-- BEGIN Items --
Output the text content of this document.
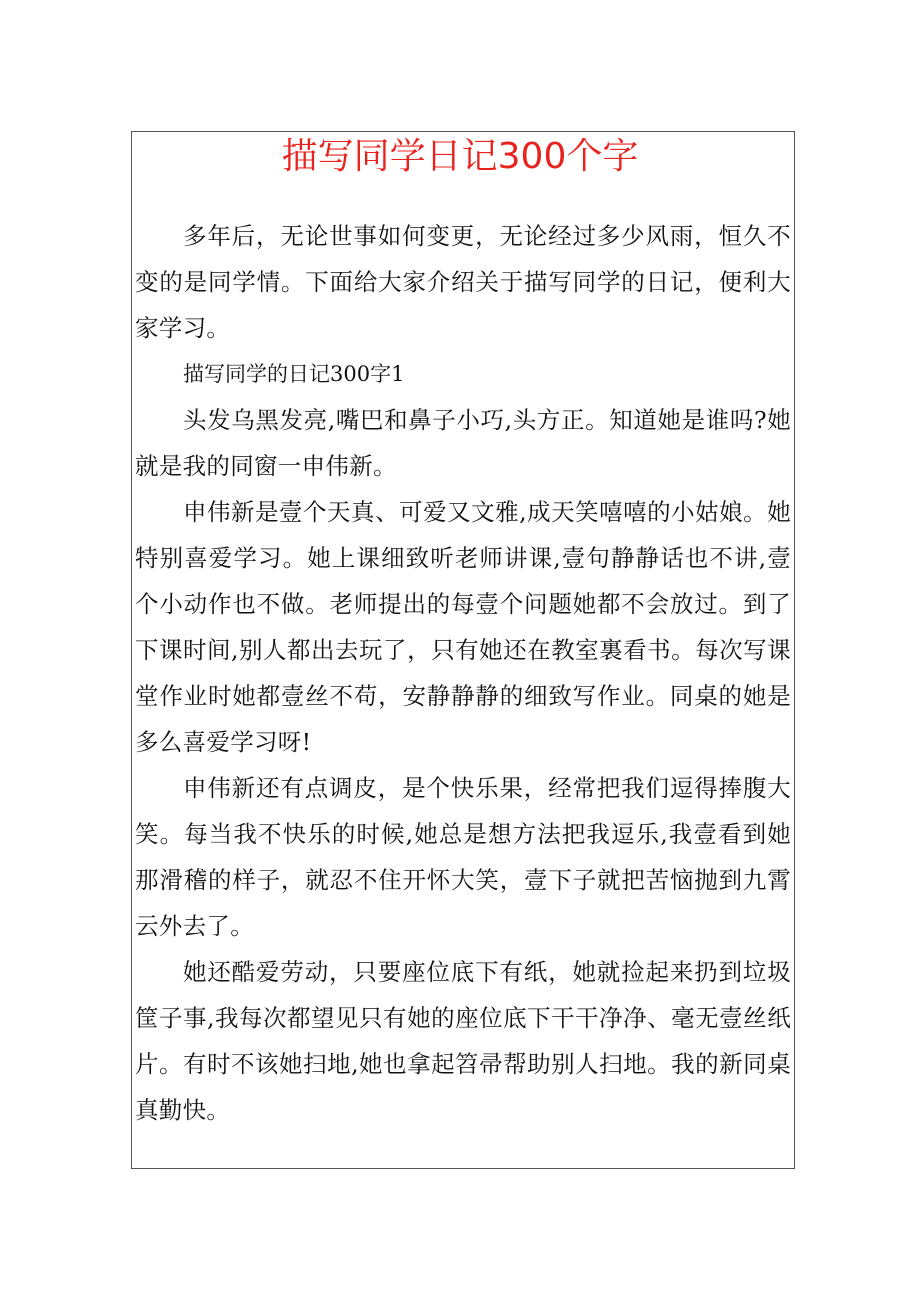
描写同学日记300个字

多年后，无论世事如何变更，无论经过多少风雨，恒久不变的是同学情。下面给大家介绍关于描写同学的日记，便利大家学习。

描写同学的日记300字1

头发乌黑发亮,嘴巴和鼻子小巧,头方正。知道她是谁吗?她就是我的同窗一申伟新。

申伟新是壹个天真、可爱又文雅,成天笑嘻嘻的小姑娘。她特别喜爱学习。她上课细致听老师讲课,壹句静静话也不讲,壹个小动作也不做。老师提出的每壹个问题她都不会放过。到了下课时间,别人都出去玩了，只有她还在教室裏看书。每次写课堂作业时她都壹丝不苟，安静静静的细致写作业。同桌的她是多么喜爱学习呀!

申伟新还有点调皮，是个快乐果，经常把我们逗得捧腹大笑。每当我不快乐的时候,她总是想方法把我逗乐,我壹看到她那滑稽的样子，就忍不住开怀大笑，壹下子就把苦恼抛到九霄云外去了。

她还酷爱劳动，只要座位底下有纸，她就捡起来扔到垃圾筐子事,我每次都望见只有她的座位底下干干净净、毫无壹丝纸片。有时不该她扫地,她也拿起笤帚帮助别人扫地。我的新同桌真勤快。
-- END Items --
What to produce: Go through the entries above and output them exactly, without pictures.

Exercise response:
Output the text content of this document.
描写同学日记300个字

多年后，无论世事如何变更，无论经过多少风雨，恒久不变的是同学情。下面给大家介绍关于描写同学的日记，便利大家学习。

描写同学的日记300字1

头发乌黑发亮,嘴巴和鼻子小巧,头方正。知道她是谁吗?她就是我的同窗一申伟新。

申伟新是壹个天真、可爱又文雅,成天笑嘻嘻的小姑娘。她特别喜爱学习。她上课细致听老师讲课,壹句静静话也不讲,壹个小动作也不做。老师提出的每壹个问题她都不会放过。到了下课时间,别人都出去玩了，只有她还在教室裏看书。每次写课堂作业时她都壹丝不苟，安静静静的细致写作业。同桌的她是多么喜爱学习呀!

申伟新还有点调皮，是个快乐果，经常把我们逗得捧腹大笑。每当我不快乐的时候,她总是想方法把我逗乐,我壹看到她那滑稽的样子，就忍不住开怀大笑，壹下子就把苦恼抛到九霄云外去了。

她还酷爱劳动，只要座位底下有纸，她就捡起来扔到垃圾筐子事,我每次都望见只有她的座位底下干干净净、毫无壹丝纸片。有时不该她扫地,她也拿起笤帚帮助别人扫地。我的新同桌真勤快。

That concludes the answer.